● **Exercise instructions**
The data below must be copied in full and without any change.

# start of Records shown

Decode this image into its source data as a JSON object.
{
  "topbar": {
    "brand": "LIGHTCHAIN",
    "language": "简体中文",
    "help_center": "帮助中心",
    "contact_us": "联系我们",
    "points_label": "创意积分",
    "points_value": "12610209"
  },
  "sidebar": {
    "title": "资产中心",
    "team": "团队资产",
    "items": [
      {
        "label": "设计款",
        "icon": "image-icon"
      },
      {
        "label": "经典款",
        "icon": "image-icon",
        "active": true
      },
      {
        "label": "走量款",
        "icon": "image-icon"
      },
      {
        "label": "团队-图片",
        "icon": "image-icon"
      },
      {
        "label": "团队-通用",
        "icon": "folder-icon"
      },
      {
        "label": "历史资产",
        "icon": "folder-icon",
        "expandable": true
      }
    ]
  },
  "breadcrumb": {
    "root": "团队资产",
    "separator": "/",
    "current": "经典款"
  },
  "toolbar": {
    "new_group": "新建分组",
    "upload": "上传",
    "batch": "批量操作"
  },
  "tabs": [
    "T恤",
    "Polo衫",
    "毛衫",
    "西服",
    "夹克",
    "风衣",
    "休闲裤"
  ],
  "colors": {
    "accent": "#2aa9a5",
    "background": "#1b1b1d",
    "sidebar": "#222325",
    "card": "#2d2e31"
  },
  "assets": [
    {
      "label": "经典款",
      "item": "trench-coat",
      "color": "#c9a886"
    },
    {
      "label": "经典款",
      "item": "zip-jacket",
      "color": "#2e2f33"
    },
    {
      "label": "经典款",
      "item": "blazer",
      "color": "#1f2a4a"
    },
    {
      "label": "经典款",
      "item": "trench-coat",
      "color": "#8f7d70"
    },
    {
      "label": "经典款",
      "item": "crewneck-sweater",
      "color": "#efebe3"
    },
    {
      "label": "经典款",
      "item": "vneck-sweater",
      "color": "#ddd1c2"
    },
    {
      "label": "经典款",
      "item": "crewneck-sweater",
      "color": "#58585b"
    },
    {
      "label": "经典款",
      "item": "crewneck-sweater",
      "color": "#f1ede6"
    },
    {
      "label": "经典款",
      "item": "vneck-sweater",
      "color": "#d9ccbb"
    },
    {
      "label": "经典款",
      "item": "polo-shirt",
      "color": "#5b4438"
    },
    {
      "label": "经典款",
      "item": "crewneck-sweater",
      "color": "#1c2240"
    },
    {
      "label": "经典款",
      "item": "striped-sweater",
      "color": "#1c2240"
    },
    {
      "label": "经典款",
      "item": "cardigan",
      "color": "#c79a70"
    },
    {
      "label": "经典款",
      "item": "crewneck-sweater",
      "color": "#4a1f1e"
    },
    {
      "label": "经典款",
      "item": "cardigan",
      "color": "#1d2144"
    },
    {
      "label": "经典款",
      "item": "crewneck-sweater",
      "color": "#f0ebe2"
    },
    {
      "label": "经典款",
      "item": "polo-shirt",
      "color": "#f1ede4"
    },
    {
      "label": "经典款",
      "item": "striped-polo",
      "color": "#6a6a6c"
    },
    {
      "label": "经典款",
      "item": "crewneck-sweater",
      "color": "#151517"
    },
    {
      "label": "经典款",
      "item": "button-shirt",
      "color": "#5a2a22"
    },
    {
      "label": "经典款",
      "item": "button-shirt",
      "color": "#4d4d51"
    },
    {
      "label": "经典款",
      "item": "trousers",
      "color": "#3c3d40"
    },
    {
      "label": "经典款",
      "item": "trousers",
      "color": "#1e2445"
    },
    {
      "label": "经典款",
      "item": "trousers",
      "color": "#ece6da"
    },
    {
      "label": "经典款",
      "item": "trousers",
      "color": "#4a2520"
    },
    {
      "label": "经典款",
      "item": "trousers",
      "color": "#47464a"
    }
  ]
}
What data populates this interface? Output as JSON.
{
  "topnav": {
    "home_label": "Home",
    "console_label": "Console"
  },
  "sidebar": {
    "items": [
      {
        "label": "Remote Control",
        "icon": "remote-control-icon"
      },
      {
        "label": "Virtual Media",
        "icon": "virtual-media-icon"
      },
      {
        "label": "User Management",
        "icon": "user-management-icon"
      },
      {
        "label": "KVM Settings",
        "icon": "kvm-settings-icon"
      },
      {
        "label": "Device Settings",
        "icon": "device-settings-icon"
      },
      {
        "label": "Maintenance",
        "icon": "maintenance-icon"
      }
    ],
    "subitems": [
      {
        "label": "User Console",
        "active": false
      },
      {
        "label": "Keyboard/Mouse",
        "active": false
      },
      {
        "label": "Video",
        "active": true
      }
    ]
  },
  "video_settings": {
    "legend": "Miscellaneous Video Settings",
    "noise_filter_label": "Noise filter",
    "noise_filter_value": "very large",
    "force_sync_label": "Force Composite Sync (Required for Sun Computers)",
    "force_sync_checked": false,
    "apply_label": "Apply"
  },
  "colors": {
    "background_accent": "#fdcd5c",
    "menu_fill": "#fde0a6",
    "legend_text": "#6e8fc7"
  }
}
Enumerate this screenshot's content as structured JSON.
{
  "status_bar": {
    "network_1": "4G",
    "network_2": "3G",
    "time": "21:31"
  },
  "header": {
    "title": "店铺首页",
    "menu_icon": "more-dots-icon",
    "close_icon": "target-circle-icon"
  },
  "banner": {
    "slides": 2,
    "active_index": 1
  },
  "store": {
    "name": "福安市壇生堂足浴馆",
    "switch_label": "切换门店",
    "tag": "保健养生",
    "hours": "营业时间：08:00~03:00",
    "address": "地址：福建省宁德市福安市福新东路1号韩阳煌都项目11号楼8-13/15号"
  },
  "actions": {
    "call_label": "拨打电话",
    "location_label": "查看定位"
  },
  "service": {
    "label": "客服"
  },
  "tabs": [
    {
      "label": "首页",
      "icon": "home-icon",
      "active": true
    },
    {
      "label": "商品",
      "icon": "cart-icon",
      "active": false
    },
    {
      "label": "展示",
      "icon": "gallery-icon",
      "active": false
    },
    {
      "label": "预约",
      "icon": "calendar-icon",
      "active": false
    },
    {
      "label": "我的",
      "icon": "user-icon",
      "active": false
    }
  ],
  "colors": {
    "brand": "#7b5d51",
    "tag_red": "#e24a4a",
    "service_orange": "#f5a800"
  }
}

# end of Records shown

● **Answer to the task**
Decode this image into its source data as a JSON object.
{
  "topbar": {
    "brand": "LIGHTCHAIN",
    "language": "简体中文",
    "help_center": "帮助中心",
    "contact_us": "联系我们",
    "points_label": "创意积分",
    "points_value": "12610209"
  },
  "sidebar": {
    "title": "资产中心",
    "team": "团队资产",
    "items": [
      {
        "label": "设计款",
        "icon": "image-icon"
      },
      {
        "label": "经典款",
        "icon": "image-icon",
        "active": true
      },
      {
        "label": "走量款",
        "icon": "image-icon"
      },
      {
        "label": "团队-图片",
        "icon": "image-icon"
      },
      {
        "label": "团队-通用",
        "icon": "folder-icon"
      },
      {
        "label": "历史资产",
        "icon": "folder-icon",
        "expandable": true
      }
    ]
  },
  "breadcrumb": {
    "root": "团队资产",
    "separator": "/",
    "current": "经典款"
  },
  "toolbar": {
    "new_group": "新建分组",
    "upload": "上传",
    "batch": "批量操作"
  },
  "tabs": [
    "T恤",
    "Polo衫",
    "毛衫",
    "西服",
    "夹克",
    "风衣",
    "休闲裤"
  ],
  "colors": {
    "accent": "#2aa9a5",
    "background": "#1b1b1d",
    "sidebar": "#222325",
    "card": "#2d2e31"
  },
  "assets": [
    {
      "label": "经典款",
      "item": "trench-coat",
      "color": "#c9a886"
    },
    {
      "label": "经典款",
      "item": "zip-jacket",
      "color": "#2e2f33"
    },
    {
      "label": "经典款",
      "item": "blazer",
      "color": "#1f2a4a"
    },
    {
      "label": "经典款",
      "item": "trench-coat",
      "color": "#8f7d70"
    },
    {
      "label": "经典款",
      "item": "crewneck-sweater",
      "color": "#efebe3"
    },
    {
      "label": "经典款",
      "item": "vneck-sweater",
      "color": "#ddd1c2"
    },
    {
      "label": "经典款",
      "item": "crewneck-sweater",
      "color": "#58585b"
    },
    {
      "label": "经典款",
      "item": "crewneck-sweater",
      "color": "#f1ede6"
    },
    {
      "label": "经典款",
      "item": "vneck-sweater",
      "color": "#d9ccbb"
    },
    {
      "label": "经典款",
      "item": "polo-shirt",
      "color": "#5b4438"
    },
    {
      "label": "经典款",
      "item": "crewneck-sweater",
      "color": "#1c2240"
    },
    {
      "label": "经典款",
      "item": "striped-sweater",
      "color": "#1c2240"
    },
    {
      "label": "经典款",
      "item": "cardigan",
      "color": "#c79a70"
    },
    {
      "label": "经典款",
      "item": "crewneck-sweater",
      "color": "#4a1f1e"
    },
    {
      "label": "经典款",
      "item": "cardigan",
      "color": "#1d2144"
    },
    {
      "label": "经典款",
      "item": "crewneck-sweater",
      "color": "#f0ebe2"
    },
    {
      "label": "经典款",
      "item": "polo-shirt",
      "color": "#f1ede4"
    },
    {
      "label": "经典款",
      "item": "striped-polo",
      "color": "#6a6a6c"
    },
    {
      "label": "经典款",
      "item": "crewneck-sweater",
      "color": "#151517"
    },
    {
      "label": "经典款",
      "item": "button-shirt",
      "color": "#5a2a22"
    },
    {
      "label": "经典款",
      "item": "button-shirt",
      "color": "#4d4d51"
    },
    {
      "label": "经典款",
      "item": "trousers",
      "color": "#3c3d40"
    },
    {
      "label": "经典款",
      "item": "trousers",
      "color": "#1e2445"
    },
    {
      "label": "经典款",
      "item": "trousers",
      "color": "#ece6da"
    },
    {
      "label": "经典款",
      "item": "trousers",
      "color": "#4a2520"
    },
    {
      "label": "经典款",
      "item": "trousers",
      "color": "#47464a"
    }
  ]
}
What data populates this interface? Output as JSON.
{
  "topnav": {
    "home_label": "Home",
    "console_label": "Console"
  },
  "sidebar": {
    "items": [
      {
        "label": "Remote Control",
        "icon": "remote-control-icon"
      },
      {
        "label": "Virtual Media",
        "icon": "virtual-media-icon"
      },
      {
        "label": "User Management",
        "icon": "user-management-icon"
      },
      {
        "label": "KVM Settings",
        "icon": "kvm-settings-icon"
      },
      {
        "label": "Device Settings",
        "icon": "device-settings-icon"
      },
      {
        "label": "Maintenance",
        "icon": "maintenance-icon"
      }
    ],
    "subitems": [
      {
        "label": "User Console",
        "active": false
      },
      {
        "label": "Keyboard/Mouse",
        "active": false
      },
      {
        "label": "Video",
        "active": true
      }
    ]
  },
  "video_settings": {
    "legend": "Miscellaneous Video Settings",
    "noise_filter_label": "Noise filter",
    "noise_filter_value": "very large",
    "force_sync_label": "Force Composite Sync (Required for Sun Computers)",
    "force_sync_checked": false,
    "apply_label": "Apply"
  },
  "colors": {
    "background_accent": "#fdcd5c",
    "menu_fill": "#fde0a6",
    "legend_text": "#6e8fc7"
  }
}
Enumerate this screenshot's content as structured JSON.
{
  "status_bar": {
    "network_1": "4G",
    "network_2": "3G",
    "time": "21:31"
  },
  "header": {
    "title": "店铺首页",
    "menu_icon": "more-dots-icon",
    "close_icon": "target-circle-icon"
  },
  "banner": {
    "slides": 2,
    "active_index": 1
  },
  "store": {
    "name": "福安市壇生堂足浴馆",
    "switch_label": "切换门店",
    "tag": "保健养生",
    "hours": "营业时间：08:00~03:00",
    "address": "地址：福建省宁德市福安市福新东路1号韩阳煌都项目11号楼8-13/15号"
  },
  "actions": {
    "call_label": "拨打电话",
    "location_label": "查看定位"
  },
  "service": {
    "label": "客服"
  },
  "tabs": [
    {
      "label": "首页",
      "icon": "home-icon",
      "active": true
    },
    {
      "label": "商品",
      "icon": "cart-icon",
      "active": false
    },
    {
      "label": "展示",
      "icon": "gallery-icon",
      "active": false
    },
    {
      "label": "预约",
      "icon": "calendar-icon",
      "active": false
    },
    {
      "label": "我的",
      "icon": "user-icon",
      "active": false
    }
  ],
  "colors": {
    "brand": "#7b5d51",
    "tag_red": "#e24a4a",
    "service_orange": "#f5a800"
  }
}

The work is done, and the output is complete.